### GIVEN INSTRUCTION:
Return every line of the material exactly.
#### DATA ENTRIES
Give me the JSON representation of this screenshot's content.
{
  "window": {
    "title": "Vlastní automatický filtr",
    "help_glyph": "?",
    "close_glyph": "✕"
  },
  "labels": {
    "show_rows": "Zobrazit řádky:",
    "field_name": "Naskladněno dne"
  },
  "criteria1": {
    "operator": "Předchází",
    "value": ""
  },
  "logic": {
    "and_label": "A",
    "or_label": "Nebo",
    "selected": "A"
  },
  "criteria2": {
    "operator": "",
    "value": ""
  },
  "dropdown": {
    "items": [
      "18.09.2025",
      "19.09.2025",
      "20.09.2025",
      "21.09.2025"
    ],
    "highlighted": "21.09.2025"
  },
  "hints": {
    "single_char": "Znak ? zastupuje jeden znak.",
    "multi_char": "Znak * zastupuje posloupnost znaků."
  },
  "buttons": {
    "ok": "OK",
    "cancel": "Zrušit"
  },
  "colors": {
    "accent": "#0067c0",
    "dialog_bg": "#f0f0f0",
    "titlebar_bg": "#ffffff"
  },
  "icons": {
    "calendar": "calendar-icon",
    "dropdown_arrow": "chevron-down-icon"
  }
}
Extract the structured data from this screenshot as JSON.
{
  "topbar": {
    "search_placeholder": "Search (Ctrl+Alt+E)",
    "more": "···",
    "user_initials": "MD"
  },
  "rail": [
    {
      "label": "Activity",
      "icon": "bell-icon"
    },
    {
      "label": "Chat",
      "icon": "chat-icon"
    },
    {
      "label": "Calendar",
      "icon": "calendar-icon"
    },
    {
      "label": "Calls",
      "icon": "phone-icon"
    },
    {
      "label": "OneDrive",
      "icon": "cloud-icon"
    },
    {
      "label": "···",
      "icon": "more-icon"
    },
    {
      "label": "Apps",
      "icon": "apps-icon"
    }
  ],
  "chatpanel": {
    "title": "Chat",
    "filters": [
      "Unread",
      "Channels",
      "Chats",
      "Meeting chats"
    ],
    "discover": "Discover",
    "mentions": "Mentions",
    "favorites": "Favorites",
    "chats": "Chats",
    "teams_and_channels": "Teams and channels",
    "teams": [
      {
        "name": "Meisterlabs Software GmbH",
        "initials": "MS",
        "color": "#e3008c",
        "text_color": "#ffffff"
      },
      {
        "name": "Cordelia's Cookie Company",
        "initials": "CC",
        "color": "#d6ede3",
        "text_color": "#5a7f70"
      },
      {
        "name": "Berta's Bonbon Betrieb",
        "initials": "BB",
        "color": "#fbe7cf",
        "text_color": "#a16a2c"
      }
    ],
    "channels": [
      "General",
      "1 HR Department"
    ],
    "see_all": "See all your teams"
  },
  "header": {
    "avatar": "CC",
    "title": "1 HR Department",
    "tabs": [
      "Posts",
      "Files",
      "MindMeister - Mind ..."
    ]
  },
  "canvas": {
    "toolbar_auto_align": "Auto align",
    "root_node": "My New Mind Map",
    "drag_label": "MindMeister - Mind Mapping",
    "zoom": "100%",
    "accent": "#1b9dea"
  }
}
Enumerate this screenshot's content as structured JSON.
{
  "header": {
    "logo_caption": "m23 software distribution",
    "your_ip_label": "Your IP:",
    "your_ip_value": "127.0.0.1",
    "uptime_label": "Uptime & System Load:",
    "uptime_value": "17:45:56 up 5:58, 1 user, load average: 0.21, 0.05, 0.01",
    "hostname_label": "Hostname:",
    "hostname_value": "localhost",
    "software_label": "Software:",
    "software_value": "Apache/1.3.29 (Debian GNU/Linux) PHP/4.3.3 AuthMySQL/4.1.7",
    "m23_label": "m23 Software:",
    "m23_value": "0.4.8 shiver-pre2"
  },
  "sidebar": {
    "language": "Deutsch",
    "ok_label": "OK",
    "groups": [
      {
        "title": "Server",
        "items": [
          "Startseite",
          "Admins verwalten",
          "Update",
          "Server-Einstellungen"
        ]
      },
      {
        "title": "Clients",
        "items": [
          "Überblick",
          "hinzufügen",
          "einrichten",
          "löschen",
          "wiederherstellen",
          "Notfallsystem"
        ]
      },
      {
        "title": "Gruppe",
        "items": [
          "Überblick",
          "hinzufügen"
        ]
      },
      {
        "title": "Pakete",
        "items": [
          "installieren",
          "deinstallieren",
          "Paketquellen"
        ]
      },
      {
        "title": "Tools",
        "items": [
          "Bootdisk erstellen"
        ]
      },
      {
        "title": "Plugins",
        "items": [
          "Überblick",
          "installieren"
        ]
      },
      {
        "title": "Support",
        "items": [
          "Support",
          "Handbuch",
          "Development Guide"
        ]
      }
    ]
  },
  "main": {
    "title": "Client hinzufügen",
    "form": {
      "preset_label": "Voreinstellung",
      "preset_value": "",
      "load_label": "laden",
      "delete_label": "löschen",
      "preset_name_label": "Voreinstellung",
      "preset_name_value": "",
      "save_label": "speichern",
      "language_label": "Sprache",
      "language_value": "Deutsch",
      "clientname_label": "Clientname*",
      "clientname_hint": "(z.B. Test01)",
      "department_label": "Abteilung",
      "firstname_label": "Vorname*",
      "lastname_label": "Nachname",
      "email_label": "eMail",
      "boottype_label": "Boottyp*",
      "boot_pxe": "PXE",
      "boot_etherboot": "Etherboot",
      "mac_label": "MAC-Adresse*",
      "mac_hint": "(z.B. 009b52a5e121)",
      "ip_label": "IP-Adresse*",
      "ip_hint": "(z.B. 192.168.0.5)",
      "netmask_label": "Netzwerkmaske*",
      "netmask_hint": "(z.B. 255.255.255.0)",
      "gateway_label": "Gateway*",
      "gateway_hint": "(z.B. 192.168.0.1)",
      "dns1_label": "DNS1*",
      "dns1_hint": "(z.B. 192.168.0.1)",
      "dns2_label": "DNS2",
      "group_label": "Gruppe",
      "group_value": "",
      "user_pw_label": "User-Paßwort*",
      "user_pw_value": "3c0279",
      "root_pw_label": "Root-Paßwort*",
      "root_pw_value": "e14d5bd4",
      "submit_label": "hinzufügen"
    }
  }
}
########
### REPLY TO THE TASK:
Give me the JSON representation of this screenshot's content.
{
  "window": {
    "title": "Vlastní automatický filtr",
    "help_glyph": "?",
    "close_glyph": "✕"
  },
  "labels": {
    "show_rows": "Zobrazit řádky:",
    "field_name": "Naskladněno dne"
  },
  "criteria1": {
    "operator": "Předchází",
    "value": ""
  },
  "logic": {
    "and_label": "A",
    "or_label": "Nebo",
    "selected": "A"
  },
  "criteria2": {
    "operator": "",
    "value": ""
  },
  "dropdown": {
    "items": [
      "18.09.2025",
      "19.09.2025",
      "20.09.2025",
      "21.09.2025"
    ],
    "highlighted": "21.09.2025"
  },
  "hints": {
    "single_char": "Znak ? zastupuje jeden znak.",
    "multi_char": "Znak * zastupuje posloupnost znaků."
  },
  "buttons": {
    "ok": "OK",
    "cancel": "Zrušit"
  },
  "colors": {
    "accent": "#0067c0",
    "dialog_bg": "#f0f0f0",
    "titlebar_bg": "#ffffff"
  },
  "icons": {
    "calendar": "calendar-icon",
    "dropdown_arrow": "chevron-down-icon"
  }
}
Extract the structured data from this screenshot as JSON.
{
  "topbar": {
    "search_placeholder": "Search (Ctrl+Alt+E)",
    "more": "···",
    "user_initials": "MD"
  },
  "rail": [
    {
      "label": "Activity",
      "icon": "bell-icon"
    },
    {
      "label": "Chat",
      "icon": "chat-icon"
    },
    {
      "label": "Calendar",
      "icon": "calendar-icon"
    },
    {
      "label": "Calls",
      "icon": "phone-icon"
    },
    {
      "label": "OneDrive",
      "icon": "cloud-icon"
    },
    {
      "label": "···",
      "icon": "more-icon"
    },
    {
      "label": "Apps",
      "icon": "apps-icon"
    }
  ],
  "chatpanel": {
    "title": "Chat",
    "filters": [
      "Unread",
      "Channels",
      "Chats",
      "Meeting chats"
    ],
    "discover": "Discover",
    "mentions": "Mentions",
    "favorites": "Favorites",
    "chats": "Chats",
    "teams_and_channels": "Teams and channels",
    "teams": [
      {
        "name": "Meisterlabs Software GmbH",
        "initials": "MS",
        "color": "#e3008c",
        "text_color": "#ffffff"
      },
      {
        "name": "Cordelia's Cookie Company",
        "initials": "CC",
        "color": "#d6ede3",
        "text_color": "#5a7f70"
      },
      {
        "name": "Berta's Bonbon Betrieb",
        "initials": "BB",
        "color": "#fbe7cf",
        "text_color": "#a16a2c"
      }
    ],
    "channels": [
      "General",
      "1 HR Department"
    ],
    "see_all": "See all your teams"
  },
  "header": {
    "avatar": "CC",
    "title": "1 HR Department",
    "tabs": [
      "Posts",
      "Files",
      "MindMeister - Mind ..."
    ]
  },
  "canvas": {
    "toolbar_auto_align": "Auto align",
    "root_node": "My New Mind Map",
    "drag_label": "MindMeister - Mind Mapping",
    "zoom": "100%",
    "accent": "#1b9dea"
  }
}
Enumerate this screenshot's content as structured JSON.
{
  "header": {
    "logo_caption": "m23 software distribution",
    "your_ip_label": "Your IP:",
    "your_ip_value": "127.0.0.1",
    "uptime_label": "Uptime & System Load:",
    "uptime_value": "17:45:56 up 5:58, 1 user, load average: 0.21, 0.05, 0.01",
    "hostname_label": "Hostname:",
    "hostname_value": "localhost",
    "software_label": "Software:",
    "software_value": "Apache/1.3.29 (Debian GNU/Linux) PHP/4.3.3 AuthMySQL/4.1.7",
    "m23_label": "m23 Software:",
    "m23_value": "0.4.8 shiver-pre2"
  },
  "sidebar": {
    "language": "Deutsch",
    "ok_label": "OK",
    "groups": [
      {
        "title": "Server",
        "items": [
          "Startseite",
          "Admins verwalten",
          "Update",
          "Server-Einstellungen"
        ]
      },
      {
        "title": "Clients",
        "items": [
          "Überblick",
          "hinzufügen",
          "einrichten",
          "löschen",
          "wiederherstellen",
          "Notfallsystem"
        ]
      },
      {
        "title": "Gruppe",
        "items": [
          "Überblick",
          "hinzufügen"
        ]
      },
      {
        "title": "Pakete",
        "items": [
          "installieren",
          "deinstallieren",
          "Paketquellen"
        ]
      },
      {
        "title": "Tools",
        "items": [
          "Bootdisk erstellen"
        ]
      },
      {
        "title": "Plugins",
        "items": [
          "Überblick",
          "installieren"
        ]
      },
      {
        "title": "Support",
        "items": [
          "Support",
          "Handbuch",
          "Development Guide"
        ]
      }
    ]
  },
  "main": {
    "title": "Client hinzufügen",
    "form": {
      "preset_label": "Voreinstellung",
      "preset_value": "",
      "load_label": "laden",
      "delete_label": "löschen",
      "preset_name_label": "Voreinstellung",
      "preset_name_value": "",
      "save_label": "speichern",
      "language_label": "Sprache",
      "language_value": "Deutsch",
      "clientname_label": "Clientname*",
      "clientname_hint": "(z.B. Test01)",
      "department_label": "Abteilung",
      "firstname_label": "Vorname*",
      "lastname_label": "Nachname",
      "email_label": "eMail",
      "boottype_label": "Boottyp*",
      "boot_pxe": "PXE",
      "boot_etherboot": "Etherboot",
      "mac_label": "MAC-Adresse*",
      "mac_hint": "(z.B. 009b52a5e121)",
      "ip_label": "IP-Adresse*",
      "ip_hint": "(z.B. 192.168.0.5)",
      "netmask_label": "Netzwerkmaske*",
      "netmask_hint": "(z.B. 255.255.255.0)",
      "gateway_label": "Gateway*",
      "gateway_hint": "(z.B. 192.168.0.1)",
      "dns1_label": "DNS1*",
      "dns1_hint": "(z.B. 192.168.0.1)",
      "dns2_label": "DNS2",
      "group_label": "Gruppe",
      "group_value": "",
      "user_pw_label": "User-Paßwort*",
      "user_pw_value": "3c0279",
      "root_pw_label": "Root-Paßwort*",
      "root_pw_value": "e14d5bd4",
      "submit_label": "hinzufügen"
    }
  }
}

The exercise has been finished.